Exercise description = Strip the pictures and reproduce the rest of the listing exactly.

# START OF Dataset excerpts

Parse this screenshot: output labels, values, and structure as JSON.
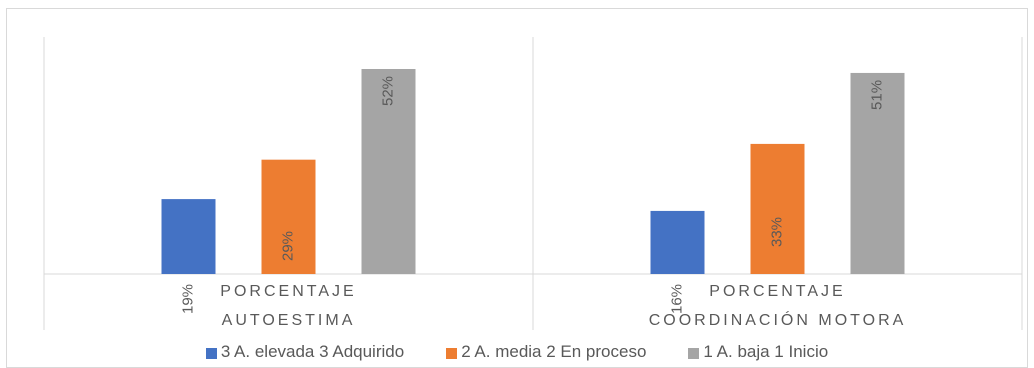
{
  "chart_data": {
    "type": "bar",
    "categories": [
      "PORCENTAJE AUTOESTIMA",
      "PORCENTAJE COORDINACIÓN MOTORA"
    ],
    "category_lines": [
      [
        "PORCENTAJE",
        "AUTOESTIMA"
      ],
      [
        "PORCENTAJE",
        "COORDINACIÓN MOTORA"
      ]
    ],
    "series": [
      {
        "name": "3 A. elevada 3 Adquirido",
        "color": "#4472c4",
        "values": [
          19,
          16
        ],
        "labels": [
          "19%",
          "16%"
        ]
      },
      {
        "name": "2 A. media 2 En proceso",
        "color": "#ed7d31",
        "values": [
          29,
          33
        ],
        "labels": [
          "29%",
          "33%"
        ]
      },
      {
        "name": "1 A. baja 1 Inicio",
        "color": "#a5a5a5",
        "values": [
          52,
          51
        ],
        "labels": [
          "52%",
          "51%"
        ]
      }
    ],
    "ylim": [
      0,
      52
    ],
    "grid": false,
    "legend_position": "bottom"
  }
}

# END OF Dataset excerpts

Exercise result =
Parse this screenshot: output labels, values, and structure as JSON.
{
  "chart_data": {
    "type": "bar",
    "categories": [
      "PORCENTAJE AUTOESTIMA",
      "PORCENTAJE COORDINACIÓN MOTORA"
    ],
    "category_lines": [
      [
        "PORCENTAJE",
        "AUTOESTIMA"
      ],
      [
        "PORCENTAJE",
        "COORDINACIÓN MOTORA"
      ]
    ],
    "series": [
      {
        "name": "3 A. elevada 3 Adquirido",
        "color": "#4472c4",
        "values": [
          19,
          16
        ],
        "labels": [
          "19%",
          "16%"
        ]
      },
      {
        "name": "2 A. media 2 En proceso",
        "color": "#ed7d31",
        "values": [
          29,
          33
        ],
        "labels": [
          "29%",
          "33%"
        ]
      },
      {
        "name": "1 A. baja 1 Inicio",
        "color": "#a5a5a5",
        "values": [
          52,
          51
        ],
        "labels": [
          "52%",
          "51%"
        ]
      }
    ],
    "ylim": [
      0,
      52
    ],
    "grid": false,
    "legend_position": "bottom"
  }
}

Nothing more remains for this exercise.